Given request =>
Copy out all of the material below word for word, leaving out the pictures.

Stored data =>
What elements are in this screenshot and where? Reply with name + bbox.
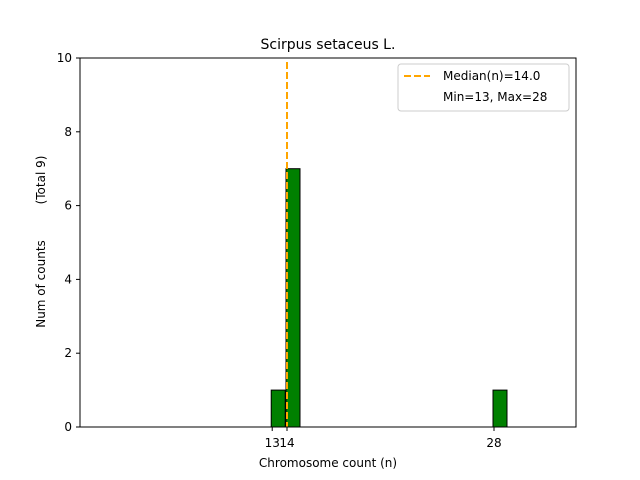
y-axis-total-note: (Total 9) xyxy=(34,156,48,205)
y-axis-ticks: 0 2 4 6 8 10 xyxy=(57,51,80,434)
x-tick-label-13: 13 xyxy=(265,436,280,450)
legend-range-label: Min=13, Max=28 xyxy=(443,90,547,104)
y-tick-label-8: 8 xyxy=(64,125,72,139)
y-tick-label-4: 4 xyxy=(64,272,72,286)
bar-14 xyxy=(285,168,301,428)
legend-box xyxy=(397,63,570,112)
bars-layer xyxy=(270,168,508,428)
legend: Median(n)=14.0 Min=13, Max=28 xyxy=(397,63,570,112)
y-tick-label-6: 6 xyxy=(64,199,72,213)
legend-median-label: Median(n)=14.0 xyxy=(443,69,540,83)
x-tick-label-14: 14 xyxy=(279,436,294,450)
plot-frame xyxy=(79,57,577,428)
x-axis-ticks: 13 14 28 xyxy=(265,427,502,450)
chart-title: Scirpus setaceus L. xyxy=(261,37,396,53)
y-tick-label-2: 2 xyxy=(64,346,72,360)
bar-28 xyxy=(492,389,508,428)
x-axis-label: Chromosome count (n) xyxy=(259,456,397,470)
y-axis-label: Num of counts xyxy=(34,240,48,328)
bar-13 xyxy=(270,389,286,428)
y-tick-label-0: 0 xyxy=(64,420,72,434)
x-tick-label-28: 28 xyxy=(486,436,501,450)
y-tick-label-10: 10 xyxy=(57,51,72,65)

Problem solution =>
What elements are in this screenshot and where? Reply with name + bbox.
y-axis-total-note: (Total 9) xyxy=(34,156,48,205)
y-axis-ticks: 0 2 4 6 8 10 xyxy=(57,51,80,434)
x-tick-label-13: 13 xyxy=(265,436,280,450)
legend-range-label: Min=13, Max=28 xyxy=(443,90,547,104)
y-tick-label-8: 8 xyxy=(64,125,72,139)
y-tick-label-4: 4 xyxy=(64,272,72,286)
bar-14 xyxy=(285,168,301,428)
legend-box xyxy=(397,63,570,112)
bars-layer xyxy=(270,168,508,428)
legend: Median(n)=14.0 Min=13, Max=28 xyxy=(397,63,570,112)
y-tick-label-6: 6 xyxy=(64,199,72,213)
legend-median-label: Median(n)=14.0 xyxy=(443,69,540,83)
x-tick-label-14: 14 xyxy=(279,436,294,450)
plot-frame xyxy=(79,57,577,428)
x-axis-ticks: 13 14 28 xyxy=(265,427,502,450)
chart-title: Scirpus setaceus L. xyxy=(261,37,396,53)
y-tick-label-2: 2 xyxy=(64,346,72,360)
bar-28 xyxy=(492,389,508,428)
x-axis-label: Chromosome count (n) xyxy=(259,456,397,470)
y-axis-label: Num of counts xyxy=(34,240,48,328)
bar-13 xyxy=(270,389,286,428)
y-tick-label-0: 0 xyxy=(64,420,72,434)
x-tick-label-28: 28 xyxy=(486,436,501,450)
y-tick-label-10: 10 xyxy=(57,51,72,65)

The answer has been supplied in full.